RECORDS TO USE =
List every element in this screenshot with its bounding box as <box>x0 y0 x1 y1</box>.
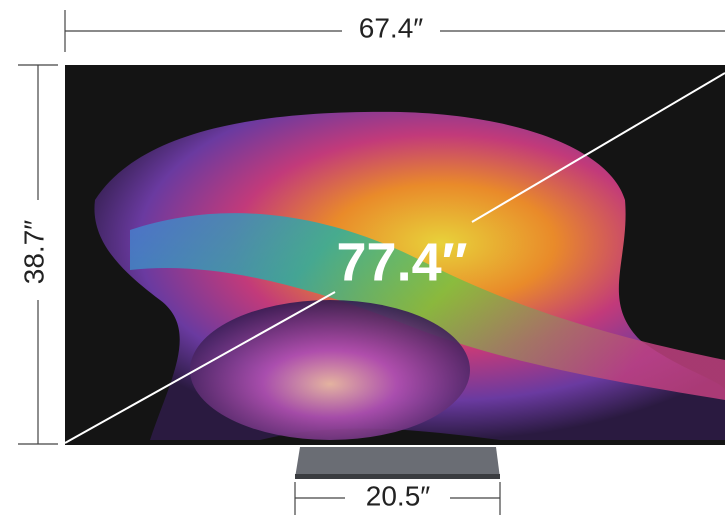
diagonal-label: 77.4″ <box>337 232 468 292</box>
artwork <box>130 213 725 400</box>
width-dimension: 67.4″ <box>64 10 725 52</box>
height-dimension: 38.7″ <box>18 64 58 445</box>
height-label: 38.7″ <box>18 220 49 284</box>
stand-dimension: 20.5″ <box>294 480 501 515</box>
tv: 77.4″ <box>64 65 725 479</box>
stand-width-label: 20.5″ <box>366 480 430 511</box>
diagonal-line <box>64 291 336 444</box>
stand-base <box>295 474 500 479</box>
stand <box>295 447 500 478</box>
artwork <box>190 300 470 440</box>
width-label: 67.4″ <box>359 12 423 43</box>
diagonal-line <box>471 72 725 223</box>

REQUIRED WORK =
Lay out the lines above, starting at the first one and ending at the one that contains "height-label: 38.7″ <box>18 220 49 284</box>", as a Markdown table with the columns Number and Text, omitting blank lines and pictures.

TASK RESPONSE =
| Number | Text |
|---|---|
| 1 | List every element in this screenshot with its bounding box as <box>x0 y0 x1 y1</box>. |
| 2 | diagonal-label: 77.4″ <box>337 232 468 292</box> |
| 3 | artwork <box>130 213 725 400</box> |
| 4 | width-dimension: 67.4″ <box>64 10 725 52</box> |
| 5 | height-dimension: 38.7″ <box>18 64 58 445</box> |
| 6 | height-label: 38.7″ <box>18 220 49 284</box> |